## DATA LINES
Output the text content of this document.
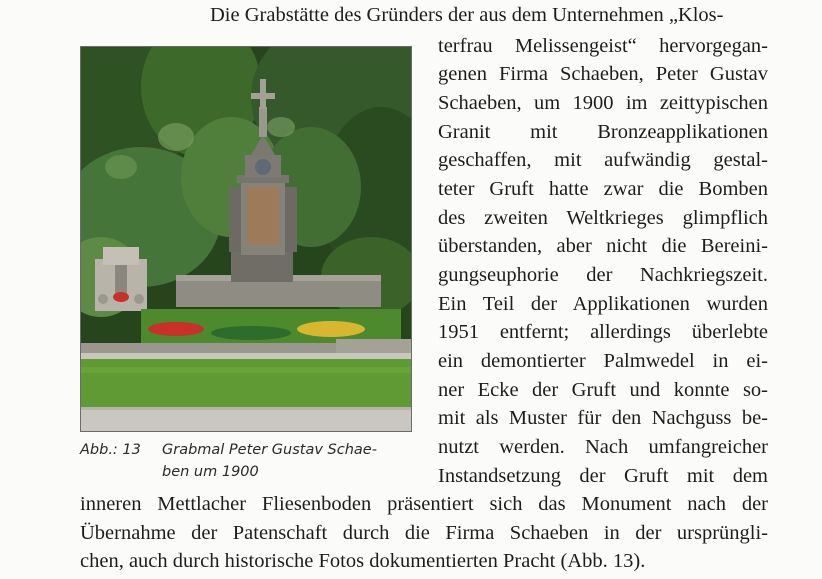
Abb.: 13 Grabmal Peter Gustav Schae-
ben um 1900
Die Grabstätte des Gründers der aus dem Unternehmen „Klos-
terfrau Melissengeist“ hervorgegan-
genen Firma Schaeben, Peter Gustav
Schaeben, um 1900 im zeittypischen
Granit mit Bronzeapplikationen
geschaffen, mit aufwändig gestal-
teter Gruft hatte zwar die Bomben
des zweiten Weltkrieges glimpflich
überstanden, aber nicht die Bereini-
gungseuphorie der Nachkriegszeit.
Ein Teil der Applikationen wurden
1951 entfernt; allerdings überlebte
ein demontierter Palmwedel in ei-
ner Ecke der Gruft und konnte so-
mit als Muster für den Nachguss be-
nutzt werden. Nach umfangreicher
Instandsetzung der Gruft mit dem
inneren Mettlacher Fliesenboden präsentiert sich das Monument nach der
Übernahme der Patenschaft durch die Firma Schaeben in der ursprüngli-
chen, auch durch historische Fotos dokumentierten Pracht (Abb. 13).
---
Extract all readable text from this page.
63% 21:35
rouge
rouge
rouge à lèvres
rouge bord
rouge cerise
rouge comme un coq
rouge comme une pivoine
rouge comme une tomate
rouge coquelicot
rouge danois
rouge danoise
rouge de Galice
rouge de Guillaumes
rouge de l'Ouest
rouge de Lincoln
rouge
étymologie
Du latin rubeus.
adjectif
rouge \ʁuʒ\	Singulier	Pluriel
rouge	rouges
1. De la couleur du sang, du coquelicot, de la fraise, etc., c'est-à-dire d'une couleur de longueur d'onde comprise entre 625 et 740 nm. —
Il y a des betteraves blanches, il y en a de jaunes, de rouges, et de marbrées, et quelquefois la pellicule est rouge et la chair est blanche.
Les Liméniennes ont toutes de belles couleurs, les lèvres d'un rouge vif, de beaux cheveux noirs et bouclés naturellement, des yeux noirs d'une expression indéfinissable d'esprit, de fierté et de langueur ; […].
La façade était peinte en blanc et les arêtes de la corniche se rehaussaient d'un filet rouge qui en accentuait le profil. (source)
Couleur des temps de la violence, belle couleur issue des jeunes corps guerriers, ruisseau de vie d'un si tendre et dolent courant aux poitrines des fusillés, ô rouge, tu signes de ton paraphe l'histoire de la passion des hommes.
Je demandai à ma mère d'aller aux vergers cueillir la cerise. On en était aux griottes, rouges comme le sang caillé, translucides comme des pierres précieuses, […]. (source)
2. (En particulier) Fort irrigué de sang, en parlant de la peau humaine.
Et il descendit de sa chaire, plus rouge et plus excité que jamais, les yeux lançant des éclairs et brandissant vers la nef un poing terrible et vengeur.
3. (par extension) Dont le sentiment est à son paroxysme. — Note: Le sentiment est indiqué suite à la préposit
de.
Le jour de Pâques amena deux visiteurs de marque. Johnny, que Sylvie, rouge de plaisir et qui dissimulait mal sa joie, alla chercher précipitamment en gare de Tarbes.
* * *
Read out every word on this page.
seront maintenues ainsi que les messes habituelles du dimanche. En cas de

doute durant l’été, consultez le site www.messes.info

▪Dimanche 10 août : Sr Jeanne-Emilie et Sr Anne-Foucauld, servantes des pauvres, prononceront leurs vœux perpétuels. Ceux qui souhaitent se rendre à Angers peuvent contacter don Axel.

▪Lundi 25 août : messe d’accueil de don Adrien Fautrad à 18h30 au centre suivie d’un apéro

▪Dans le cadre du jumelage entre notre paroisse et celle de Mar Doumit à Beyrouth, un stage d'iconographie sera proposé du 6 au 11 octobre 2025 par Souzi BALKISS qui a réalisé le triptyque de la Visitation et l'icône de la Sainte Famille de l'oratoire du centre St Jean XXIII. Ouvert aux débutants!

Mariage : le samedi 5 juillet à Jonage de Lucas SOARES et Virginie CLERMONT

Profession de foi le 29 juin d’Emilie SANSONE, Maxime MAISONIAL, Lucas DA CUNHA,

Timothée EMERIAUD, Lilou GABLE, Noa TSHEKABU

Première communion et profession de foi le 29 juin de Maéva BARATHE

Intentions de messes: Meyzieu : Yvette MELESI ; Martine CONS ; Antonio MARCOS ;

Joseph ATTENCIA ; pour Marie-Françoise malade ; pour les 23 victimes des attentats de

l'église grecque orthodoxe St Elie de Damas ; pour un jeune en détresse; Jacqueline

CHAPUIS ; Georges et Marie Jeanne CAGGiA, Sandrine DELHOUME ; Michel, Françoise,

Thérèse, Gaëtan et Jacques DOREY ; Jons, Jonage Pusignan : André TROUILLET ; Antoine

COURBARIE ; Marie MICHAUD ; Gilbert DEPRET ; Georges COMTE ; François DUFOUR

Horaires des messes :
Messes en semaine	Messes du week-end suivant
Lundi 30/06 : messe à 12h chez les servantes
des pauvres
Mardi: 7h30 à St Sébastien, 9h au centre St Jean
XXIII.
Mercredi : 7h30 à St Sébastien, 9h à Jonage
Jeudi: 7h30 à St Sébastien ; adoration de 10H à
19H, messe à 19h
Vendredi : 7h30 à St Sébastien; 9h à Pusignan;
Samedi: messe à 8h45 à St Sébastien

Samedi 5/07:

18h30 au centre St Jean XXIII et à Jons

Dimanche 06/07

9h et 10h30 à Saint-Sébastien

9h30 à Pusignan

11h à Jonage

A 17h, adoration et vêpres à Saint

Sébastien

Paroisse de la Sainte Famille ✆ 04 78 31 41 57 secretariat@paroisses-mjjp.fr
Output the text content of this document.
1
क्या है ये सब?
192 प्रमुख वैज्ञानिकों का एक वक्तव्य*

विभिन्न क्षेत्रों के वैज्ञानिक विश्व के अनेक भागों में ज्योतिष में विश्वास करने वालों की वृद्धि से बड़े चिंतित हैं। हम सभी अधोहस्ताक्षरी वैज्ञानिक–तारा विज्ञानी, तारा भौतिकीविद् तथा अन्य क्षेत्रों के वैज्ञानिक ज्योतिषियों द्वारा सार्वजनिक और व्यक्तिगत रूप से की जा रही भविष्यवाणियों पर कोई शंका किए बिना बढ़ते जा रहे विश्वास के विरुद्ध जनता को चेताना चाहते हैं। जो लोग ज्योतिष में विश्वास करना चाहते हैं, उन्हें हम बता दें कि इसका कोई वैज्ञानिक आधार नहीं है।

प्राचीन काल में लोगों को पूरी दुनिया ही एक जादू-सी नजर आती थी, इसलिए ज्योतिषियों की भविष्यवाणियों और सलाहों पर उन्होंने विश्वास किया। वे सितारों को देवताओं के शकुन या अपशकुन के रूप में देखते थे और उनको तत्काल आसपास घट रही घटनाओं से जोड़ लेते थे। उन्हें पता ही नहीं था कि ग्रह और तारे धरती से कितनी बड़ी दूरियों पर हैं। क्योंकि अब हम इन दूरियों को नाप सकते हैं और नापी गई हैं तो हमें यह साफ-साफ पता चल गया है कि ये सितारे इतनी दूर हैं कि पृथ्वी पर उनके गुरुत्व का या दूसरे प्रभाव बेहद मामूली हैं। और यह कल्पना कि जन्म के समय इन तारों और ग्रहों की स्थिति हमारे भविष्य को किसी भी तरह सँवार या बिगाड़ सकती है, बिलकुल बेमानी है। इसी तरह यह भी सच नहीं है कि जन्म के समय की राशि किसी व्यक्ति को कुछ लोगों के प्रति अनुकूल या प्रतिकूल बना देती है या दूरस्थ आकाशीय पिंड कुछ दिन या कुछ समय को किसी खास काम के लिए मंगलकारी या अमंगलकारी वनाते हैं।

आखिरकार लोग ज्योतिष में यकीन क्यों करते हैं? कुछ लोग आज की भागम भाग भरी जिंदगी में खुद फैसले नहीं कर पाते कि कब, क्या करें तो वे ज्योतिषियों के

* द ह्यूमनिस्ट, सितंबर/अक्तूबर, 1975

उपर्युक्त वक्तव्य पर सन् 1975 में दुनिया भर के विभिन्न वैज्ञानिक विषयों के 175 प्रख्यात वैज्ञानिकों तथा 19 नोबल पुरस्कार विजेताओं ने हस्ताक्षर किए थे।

## THE REQUEST
Report the count of lines in the entries that contain the string "juin", and nothing besides it.

## WRITTEN SOLUTION
2